> [PASSAGE EXTRAIT]
C. difficile : Avec les graisses, la bactérie prospère
L’infection à Clostridium difficile est l’une des infections les plus courantes et les plus sévères. Apprendre qu’elle prospère avec un régime riche en protéines et en matières grasses a donc des implications évidentes, en particulier pour les personnes qui reçoivent un diagnostic d'infection. Cette étude, présentée dans la revue mSystems, de l'American Society for Microbiology, montre ainsi que des souris nourries avec un régime riche en protéines et en graisses sont plus susceptibles de contracter une infection mortelle à C. difficile mais qu'un régime riche en glucides peut protéger contre l'infection. La bactérie aussi a donc ses préférences alimentaires
L'infection à C. difficile est une infection dans le gros intestin, qui peut être mortelle, en particulier chez les patients qui doivent prendre des antibiotiques pendant une longue période et notamment au cours du vieillissement. En cas de déséquilibre intestinal, Clostridium difficile commence à se développer et à libérer des toxines qui attaquent la muqueuse de l'intestin et entraînent des symptômes sévères.

> [ENTRÉES EXTRAITES]
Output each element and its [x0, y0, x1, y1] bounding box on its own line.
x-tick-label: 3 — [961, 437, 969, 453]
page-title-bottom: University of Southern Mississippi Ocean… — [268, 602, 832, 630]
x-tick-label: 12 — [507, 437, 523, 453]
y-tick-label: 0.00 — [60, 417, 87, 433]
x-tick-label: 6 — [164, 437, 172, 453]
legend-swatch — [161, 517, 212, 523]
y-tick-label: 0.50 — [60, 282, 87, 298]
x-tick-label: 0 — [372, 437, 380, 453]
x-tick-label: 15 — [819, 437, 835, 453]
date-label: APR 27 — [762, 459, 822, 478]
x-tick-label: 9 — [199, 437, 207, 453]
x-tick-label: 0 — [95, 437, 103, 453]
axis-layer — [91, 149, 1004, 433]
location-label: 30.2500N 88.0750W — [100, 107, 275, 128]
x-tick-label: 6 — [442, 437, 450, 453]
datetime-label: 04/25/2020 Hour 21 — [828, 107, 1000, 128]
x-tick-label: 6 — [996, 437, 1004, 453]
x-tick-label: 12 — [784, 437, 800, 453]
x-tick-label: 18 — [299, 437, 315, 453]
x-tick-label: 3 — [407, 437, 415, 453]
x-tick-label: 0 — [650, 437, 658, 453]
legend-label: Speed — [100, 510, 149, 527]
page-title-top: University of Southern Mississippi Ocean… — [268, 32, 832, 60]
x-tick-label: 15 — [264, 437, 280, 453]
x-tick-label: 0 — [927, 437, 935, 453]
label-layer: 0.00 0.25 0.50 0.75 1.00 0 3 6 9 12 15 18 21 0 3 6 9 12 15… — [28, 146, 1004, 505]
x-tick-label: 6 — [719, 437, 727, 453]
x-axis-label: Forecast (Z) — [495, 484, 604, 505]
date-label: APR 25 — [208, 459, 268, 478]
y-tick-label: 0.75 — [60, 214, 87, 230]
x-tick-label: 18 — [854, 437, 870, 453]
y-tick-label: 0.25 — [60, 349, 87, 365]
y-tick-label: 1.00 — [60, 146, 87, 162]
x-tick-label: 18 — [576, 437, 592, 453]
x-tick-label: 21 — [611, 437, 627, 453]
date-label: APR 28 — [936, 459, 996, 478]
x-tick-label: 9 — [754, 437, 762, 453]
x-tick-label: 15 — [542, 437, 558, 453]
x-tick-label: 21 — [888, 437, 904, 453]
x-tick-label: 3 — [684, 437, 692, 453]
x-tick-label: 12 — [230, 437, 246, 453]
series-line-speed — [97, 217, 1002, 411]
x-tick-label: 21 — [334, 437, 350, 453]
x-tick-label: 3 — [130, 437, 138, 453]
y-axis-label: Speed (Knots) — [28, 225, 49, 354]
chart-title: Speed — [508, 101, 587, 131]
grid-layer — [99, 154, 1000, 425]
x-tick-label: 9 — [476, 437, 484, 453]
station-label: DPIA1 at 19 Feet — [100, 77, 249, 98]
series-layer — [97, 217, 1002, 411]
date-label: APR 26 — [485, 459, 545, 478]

> [QUESTIONS D'ÉTUDE]
1 – Selon le passage, dans quelle revue l'étude sur les souris a-t-elle été présentée ?
2 – Indiquez si chacune des affirmations suivantes concorde avec le passage, en citant les mots qui le montrent. (a) L'infection à C. difficile touche le gros intestin. (b) Chez les souris, un régime riche en glucides rend l'infection plus probable. (c) Les toxines libérées par la bactérie attaquent la muqueuse de l'intestin.
Les entrées n'ont aucun lien avec le passage.

> [RÉSULTATS PAR TÂCHE]
1 – Dans la revue mSystems, de l'American Society for Microbiology.

2 –
(a) Oui : « une infection dans le gros intestin ».
(b) Non : « un régime riche en glucides peut protéger contre l'infection ».
(c) Oui : « libérer des toxines qui attaquent la muqueuse de l'intestin ».